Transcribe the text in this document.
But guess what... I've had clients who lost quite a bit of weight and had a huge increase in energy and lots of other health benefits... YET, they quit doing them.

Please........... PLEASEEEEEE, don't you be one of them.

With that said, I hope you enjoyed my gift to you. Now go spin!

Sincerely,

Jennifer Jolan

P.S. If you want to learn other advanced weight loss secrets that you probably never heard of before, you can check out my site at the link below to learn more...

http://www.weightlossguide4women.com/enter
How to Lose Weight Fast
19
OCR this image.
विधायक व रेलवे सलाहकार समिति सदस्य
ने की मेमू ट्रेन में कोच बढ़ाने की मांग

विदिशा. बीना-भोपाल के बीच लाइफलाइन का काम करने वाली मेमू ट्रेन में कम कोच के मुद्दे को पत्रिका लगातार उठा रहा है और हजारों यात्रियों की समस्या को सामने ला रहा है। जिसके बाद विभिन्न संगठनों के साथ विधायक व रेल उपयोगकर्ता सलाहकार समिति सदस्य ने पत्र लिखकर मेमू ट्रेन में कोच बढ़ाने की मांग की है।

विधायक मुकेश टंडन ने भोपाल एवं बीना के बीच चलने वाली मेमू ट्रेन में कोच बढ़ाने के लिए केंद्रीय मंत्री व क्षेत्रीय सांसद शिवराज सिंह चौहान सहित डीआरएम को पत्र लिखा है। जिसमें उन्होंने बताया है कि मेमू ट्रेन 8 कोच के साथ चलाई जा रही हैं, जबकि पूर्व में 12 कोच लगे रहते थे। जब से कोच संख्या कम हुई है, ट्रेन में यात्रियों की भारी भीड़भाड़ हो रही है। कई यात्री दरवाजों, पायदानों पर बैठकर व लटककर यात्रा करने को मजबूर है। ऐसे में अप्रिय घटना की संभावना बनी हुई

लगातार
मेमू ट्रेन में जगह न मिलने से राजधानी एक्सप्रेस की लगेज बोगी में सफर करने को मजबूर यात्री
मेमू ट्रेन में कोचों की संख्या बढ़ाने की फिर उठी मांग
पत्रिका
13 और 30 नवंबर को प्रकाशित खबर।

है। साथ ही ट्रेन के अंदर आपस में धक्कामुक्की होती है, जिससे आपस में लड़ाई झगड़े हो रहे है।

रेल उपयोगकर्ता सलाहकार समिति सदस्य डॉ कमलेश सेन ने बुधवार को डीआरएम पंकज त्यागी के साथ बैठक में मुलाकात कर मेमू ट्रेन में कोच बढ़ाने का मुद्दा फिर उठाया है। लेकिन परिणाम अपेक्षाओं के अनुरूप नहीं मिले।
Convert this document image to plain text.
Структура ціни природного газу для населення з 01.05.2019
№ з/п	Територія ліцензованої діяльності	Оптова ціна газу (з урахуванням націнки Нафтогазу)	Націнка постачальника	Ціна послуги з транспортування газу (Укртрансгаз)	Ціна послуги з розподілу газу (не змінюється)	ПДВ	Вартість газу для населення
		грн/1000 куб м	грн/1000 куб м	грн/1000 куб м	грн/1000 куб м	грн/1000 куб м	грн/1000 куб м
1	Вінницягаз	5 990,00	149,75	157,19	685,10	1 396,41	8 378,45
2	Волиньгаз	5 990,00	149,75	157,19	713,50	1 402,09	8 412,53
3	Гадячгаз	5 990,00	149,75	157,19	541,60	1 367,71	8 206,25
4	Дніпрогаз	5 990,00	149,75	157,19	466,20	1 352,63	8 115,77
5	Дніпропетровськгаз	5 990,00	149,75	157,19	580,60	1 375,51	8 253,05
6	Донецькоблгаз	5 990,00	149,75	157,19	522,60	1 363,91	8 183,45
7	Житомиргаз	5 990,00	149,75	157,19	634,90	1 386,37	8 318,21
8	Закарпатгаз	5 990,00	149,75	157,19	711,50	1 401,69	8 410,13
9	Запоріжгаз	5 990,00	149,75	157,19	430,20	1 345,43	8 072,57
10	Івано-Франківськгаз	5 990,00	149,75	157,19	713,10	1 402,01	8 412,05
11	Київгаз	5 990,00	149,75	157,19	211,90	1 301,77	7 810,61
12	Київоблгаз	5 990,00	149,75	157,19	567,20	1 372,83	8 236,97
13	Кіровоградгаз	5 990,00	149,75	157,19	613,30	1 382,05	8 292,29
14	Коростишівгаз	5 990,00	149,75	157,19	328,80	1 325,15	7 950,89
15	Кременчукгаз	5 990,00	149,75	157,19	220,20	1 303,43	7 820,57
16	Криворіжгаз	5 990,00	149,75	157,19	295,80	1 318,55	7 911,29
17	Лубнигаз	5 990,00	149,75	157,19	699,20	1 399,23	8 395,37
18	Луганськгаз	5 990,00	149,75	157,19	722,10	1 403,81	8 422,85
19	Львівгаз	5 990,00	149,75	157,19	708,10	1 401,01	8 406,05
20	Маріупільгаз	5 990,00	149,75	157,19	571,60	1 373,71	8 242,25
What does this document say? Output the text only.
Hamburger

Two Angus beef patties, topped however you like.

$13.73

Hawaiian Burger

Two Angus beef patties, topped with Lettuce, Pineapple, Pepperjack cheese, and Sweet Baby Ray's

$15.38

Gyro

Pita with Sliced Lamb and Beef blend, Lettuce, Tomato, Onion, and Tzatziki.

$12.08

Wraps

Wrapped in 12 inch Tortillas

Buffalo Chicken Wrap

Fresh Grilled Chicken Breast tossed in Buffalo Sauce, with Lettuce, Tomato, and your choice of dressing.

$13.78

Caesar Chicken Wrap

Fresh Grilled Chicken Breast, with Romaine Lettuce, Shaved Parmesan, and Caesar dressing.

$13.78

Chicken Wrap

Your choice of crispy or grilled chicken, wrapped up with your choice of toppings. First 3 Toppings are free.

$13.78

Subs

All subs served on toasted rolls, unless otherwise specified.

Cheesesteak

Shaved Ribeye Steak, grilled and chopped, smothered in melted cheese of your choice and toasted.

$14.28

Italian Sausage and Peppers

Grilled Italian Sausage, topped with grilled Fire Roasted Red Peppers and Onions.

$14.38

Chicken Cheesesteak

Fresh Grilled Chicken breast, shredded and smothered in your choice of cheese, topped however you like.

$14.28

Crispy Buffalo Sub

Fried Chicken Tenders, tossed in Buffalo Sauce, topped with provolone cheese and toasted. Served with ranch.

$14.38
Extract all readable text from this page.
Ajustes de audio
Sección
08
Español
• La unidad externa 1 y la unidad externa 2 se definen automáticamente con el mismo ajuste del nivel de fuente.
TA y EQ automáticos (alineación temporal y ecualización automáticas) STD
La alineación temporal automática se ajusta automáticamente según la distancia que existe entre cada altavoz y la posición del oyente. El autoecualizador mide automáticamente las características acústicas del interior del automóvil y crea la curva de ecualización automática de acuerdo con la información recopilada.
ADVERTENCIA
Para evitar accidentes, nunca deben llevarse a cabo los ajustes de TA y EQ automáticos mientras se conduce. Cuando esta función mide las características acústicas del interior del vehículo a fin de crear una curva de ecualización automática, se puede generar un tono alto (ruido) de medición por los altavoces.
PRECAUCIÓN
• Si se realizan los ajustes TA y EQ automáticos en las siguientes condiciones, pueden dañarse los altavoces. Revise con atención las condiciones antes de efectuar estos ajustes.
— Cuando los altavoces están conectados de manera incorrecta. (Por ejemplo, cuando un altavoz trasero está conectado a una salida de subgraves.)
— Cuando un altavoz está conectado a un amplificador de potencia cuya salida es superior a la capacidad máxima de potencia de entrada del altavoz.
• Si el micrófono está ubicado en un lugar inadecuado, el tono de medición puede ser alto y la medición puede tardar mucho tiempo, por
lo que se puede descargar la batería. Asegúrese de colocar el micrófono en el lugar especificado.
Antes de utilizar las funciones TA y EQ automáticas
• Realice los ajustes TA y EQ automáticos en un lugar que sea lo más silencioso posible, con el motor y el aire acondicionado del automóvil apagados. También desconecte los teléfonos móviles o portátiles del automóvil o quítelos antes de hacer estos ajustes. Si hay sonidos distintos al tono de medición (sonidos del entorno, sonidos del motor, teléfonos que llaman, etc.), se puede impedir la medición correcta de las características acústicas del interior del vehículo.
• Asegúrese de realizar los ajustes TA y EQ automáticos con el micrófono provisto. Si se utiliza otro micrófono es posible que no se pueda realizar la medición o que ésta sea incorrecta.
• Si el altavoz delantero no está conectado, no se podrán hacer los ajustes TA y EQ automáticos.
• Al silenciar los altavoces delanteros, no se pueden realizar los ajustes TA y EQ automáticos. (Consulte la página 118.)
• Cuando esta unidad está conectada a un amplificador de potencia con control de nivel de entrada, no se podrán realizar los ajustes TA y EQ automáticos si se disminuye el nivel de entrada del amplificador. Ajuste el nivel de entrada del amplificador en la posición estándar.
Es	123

• • •

▶ Your instructions:
Pull every line containing the word "estos" out of the entries above.

▶ Output of the exercise:
• Si se realizan los ajustes TA y EQ automáticos en las siguientes condiciones, pueden dañarse los altavoces. Revise con atención las condiciones antes de efectuar estos ajustes.
• Realice los ajustes TA y EQ automáticos en un lugar que sea lo más silencioso posible, con el motor y el aire acondicionado del automóvil apagados. También desconecte los teléfonos móviles o portátiles del automóvil o quítelos antes de hacer estos ajustes. Si hay sonidos distintos al tono de medición (sonidos del entorno, sonidos del motor, teléfonos que llaman, etc.), se puede impedir la medición correcta de las características acústicas del interior del vehículo.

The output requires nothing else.